Problem requirements: Scan the material below for lines with the word "decayed" and report how many there are, with nothing added.

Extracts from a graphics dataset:
"""

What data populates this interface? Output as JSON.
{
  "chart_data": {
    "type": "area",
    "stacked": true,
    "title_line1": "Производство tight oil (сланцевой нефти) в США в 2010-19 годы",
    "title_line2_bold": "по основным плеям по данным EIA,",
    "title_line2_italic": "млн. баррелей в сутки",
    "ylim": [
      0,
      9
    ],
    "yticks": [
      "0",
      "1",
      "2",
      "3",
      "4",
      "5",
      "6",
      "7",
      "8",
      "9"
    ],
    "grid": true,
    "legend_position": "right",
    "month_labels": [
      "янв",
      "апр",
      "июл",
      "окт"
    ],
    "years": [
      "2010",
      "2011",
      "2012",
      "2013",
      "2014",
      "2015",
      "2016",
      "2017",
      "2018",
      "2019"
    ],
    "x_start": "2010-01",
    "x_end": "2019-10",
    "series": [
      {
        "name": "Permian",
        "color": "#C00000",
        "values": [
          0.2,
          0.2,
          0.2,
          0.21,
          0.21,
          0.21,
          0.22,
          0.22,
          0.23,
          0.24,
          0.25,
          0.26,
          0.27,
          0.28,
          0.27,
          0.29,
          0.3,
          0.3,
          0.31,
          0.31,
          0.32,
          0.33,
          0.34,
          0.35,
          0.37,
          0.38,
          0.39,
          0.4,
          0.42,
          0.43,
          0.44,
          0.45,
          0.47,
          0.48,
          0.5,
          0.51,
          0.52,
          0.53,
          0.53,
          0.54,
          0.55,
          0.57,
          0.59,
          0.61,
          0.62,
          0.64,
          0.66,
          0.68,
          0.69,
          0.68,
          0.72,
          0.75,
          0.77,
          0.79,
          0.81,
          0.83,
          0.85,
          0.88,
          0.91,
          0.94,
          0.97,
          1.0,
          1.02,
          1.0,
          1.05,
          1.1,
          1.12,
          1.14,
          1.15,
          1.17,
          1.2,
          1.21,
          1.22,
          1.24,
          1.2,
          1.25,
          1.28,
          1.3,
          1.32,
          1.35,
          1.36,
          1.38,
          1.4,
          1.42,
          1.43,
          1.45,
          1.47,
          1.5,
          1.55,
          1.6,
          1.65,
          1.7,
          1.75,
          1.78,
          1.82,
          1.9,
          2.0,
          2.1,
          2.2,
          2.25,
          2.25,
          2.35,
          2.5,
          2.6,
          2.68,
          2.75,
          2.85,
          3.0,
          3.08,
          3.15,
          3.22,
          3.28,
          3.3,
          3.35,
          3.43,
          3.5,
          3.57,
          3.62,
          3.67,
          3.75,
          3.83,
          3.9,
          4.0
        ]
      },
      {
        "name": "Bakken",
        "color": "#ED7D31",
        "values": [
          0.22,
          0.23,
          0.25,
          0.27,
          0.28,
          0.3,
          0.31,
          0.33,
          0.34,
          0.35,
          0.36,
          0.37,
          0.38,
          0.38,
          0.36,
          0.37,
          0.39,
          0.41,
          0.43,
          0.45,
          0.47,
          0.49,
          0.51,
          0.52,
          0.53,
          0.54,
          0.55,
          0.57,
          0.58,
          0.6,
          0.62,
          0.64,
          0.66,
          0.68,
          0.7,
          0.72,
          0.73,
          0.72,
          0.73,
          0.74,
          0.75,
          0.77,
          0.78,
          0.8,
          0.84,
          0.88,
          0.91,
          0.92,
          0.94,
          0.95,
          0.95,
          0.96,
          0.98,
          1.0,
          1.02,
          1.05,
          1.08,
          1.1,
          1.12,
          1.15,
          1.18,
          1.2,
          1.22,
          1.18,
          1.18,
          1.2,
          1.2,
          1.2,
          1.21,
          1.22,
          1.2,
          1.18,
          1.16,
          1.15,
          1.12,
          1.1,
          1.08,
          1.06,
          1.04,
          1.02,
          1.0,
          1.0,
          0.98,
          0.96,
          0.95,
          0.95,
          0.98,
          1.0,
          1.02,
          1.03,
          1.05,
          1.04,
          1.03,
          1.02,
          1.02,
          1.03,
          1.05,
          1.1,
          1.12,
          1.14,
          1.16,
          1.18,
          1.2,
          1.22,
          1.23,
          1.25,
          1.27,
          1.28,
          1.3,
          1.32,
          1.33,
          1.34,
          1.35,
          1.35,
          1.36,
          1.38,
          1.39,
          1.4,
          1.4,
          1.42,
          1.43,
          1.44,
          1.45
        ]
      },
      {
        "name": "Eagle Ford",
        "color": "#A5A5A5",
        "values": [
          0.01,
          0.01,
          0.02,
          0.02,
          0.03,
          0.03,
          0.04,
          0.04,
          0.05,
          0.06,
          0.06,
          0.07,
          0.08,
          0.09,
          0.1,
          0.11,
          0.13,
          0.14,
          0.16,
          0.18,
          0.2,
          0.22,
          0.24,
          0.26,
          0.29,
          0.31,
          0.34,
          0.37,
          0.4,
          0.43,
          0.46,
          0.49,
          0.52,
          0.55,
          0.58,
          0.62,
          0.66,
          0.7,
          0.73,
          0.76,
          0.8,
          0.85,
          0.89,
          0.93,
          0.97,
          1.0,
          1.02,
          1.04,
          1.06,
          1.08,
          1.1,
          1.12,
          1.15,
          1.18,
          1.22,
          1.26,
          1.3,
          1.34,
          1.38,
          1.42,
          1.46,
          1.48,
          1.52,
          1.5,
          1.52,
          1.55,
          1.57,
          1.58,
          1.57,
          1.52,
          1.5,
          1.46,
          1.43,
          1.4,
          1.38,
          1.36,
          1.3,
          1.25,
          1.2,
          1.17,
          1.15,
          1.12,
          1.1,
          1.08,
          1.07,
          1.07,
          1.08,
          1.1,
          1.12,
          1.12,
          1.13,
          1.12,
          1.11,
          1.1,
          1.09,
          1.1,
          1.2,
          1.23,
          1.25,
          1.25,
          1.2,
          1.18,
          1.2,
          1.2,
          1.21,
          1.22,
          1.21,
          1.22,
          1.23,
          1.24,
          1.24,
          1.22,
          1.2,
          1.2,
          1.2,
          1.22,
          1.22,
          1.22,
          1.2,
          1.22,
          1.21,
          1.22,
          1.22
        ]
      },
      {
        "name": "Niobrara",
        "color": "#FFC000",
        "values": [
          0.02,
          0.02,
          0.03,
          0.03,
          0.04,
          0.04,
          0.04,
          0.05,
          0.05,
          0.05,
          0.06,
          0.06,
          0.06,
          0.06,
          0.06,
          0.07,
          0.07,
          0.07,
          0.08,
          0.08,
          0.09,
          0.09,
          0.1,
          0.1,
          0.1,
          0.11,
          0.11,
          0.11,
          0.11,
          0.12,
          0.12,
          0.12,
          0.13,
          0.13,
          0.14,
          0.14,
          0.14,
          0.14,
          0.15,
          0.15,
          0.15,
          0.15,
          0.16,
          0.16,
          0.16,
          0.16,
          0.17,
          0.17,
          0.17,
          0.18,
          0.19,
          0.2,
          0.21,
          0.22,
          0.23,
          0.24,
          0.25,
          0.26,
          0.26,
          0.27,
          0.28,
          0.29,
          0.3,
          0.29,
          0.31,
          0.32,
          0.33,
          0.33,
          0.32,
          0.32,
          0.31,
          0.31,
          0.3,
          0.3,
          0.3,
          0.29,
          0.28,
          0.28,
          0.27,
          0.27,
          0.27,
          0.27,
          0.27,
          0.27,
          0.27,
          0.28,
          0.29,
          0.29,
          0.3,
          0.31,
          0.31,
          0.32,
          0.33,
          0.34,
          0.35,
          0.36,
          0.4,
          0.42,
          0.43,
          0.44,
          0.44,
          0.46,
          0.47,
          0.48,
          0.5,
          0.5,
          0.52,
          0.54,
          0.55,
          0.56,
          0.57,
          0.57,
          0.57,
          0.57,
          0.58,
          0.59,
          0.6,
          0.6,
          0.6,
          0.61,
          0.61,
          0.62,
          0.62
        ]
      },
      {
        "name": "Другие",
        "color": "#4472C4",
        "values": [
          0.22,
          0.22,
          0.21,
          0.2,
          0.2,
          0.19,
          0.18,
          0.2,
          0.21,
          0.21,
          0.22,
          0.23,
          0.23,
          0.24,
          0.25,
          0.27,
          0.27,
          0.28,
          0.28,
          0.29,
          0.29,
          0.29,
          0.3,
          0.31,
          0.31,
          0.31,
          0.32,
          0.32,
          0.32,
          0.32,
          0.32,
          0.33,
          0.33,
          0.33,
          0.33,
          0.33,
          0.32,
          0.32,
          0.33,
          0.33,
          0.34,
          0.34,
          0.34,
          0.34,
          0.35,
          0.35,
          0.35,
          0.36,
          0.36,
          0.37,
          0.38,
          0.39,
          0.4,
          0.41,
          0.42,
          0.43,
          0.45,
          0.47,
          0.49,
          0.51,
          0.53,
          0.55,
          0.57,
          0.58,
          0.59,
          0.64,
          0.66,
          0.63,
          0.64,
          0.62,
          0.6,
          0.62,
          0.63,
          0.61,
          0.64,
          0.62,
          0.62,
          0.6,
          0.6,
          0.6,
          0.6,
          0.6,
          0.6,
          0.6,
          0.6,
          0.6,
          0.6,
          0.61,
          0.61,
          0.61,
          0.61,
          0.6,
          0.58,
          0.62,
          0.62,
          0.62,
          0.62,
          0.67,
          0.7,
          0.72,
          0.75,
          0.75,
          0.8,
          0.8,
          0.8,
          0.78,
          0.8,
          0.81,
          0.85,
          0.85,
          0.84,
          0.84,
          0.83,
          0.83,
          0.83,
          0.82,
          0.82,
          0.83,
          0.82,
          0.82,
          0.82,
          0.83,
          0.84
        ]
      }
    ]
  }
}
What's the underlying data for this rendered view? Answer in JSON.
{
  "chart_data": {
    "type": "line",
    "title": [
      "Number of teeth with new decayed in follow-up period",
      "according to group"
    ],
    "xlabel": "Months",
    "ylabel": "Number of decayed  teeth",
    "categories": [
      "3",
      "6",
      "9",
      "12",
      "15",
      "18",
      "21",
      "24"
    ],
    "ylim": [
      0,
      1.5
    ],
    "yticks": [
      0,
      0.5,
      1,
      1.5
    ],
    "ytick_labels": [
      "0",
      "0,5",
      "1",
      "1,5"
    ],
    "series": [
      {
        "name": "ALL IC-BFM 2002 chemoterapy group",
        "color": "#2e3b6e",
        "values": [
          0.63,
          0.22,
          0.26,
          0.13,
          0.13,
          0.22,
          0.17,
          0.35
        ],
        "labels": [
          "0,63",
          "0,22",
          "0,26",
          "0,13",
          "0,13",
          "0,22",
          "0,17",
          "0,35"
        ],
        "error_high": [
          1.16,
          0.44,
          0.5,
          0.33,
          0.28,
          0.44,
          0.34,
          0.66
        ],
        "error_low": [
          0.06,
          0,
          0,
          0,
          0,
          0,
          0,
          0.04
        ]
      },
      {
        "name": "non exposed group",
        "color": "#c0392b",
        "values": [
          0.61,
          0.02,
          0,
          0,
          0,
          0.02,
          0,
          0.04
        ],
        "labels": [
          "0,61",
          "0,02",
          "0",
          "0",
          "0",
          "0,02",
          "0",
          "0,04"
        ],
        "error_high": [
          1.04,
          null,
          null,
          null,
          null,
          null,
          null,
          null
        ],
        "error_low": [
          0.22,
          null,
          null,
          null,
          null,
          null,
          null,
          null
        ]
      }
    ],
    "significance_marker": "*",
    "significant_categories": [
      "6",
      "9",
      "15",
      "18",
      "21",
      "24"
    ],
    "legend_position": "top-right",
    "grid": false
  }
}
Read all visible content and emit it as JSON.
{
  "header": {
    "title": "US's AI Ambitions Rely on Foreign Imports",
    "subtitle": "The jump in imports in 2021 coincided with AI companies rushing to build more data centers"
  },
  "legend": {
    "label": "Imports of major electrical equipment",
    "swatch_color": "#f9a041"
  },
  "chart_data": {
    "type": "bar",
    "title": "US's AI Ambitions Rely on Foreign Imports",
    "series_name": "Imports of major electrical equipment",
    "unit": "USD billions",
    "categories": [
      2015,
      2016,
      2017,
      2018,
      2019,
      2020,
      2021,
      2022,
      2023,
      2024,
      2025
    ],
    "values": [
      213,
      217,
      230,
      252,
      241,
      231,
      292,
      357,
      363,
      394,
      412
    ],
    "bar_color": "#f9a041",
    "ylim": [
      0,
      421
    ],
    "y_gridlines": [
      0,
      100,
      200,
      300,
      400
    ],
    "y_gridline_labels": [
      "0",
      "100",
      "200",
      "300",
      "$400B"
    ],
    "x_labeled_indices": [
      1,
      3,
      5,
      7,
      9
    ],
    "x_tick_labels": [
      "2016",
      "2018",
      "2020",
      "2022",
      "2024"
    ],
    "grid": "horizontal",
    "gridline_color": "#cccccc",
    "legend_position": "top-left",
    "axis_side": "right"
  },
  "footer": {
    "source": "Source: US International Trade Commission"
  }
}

"""

Written solution: 2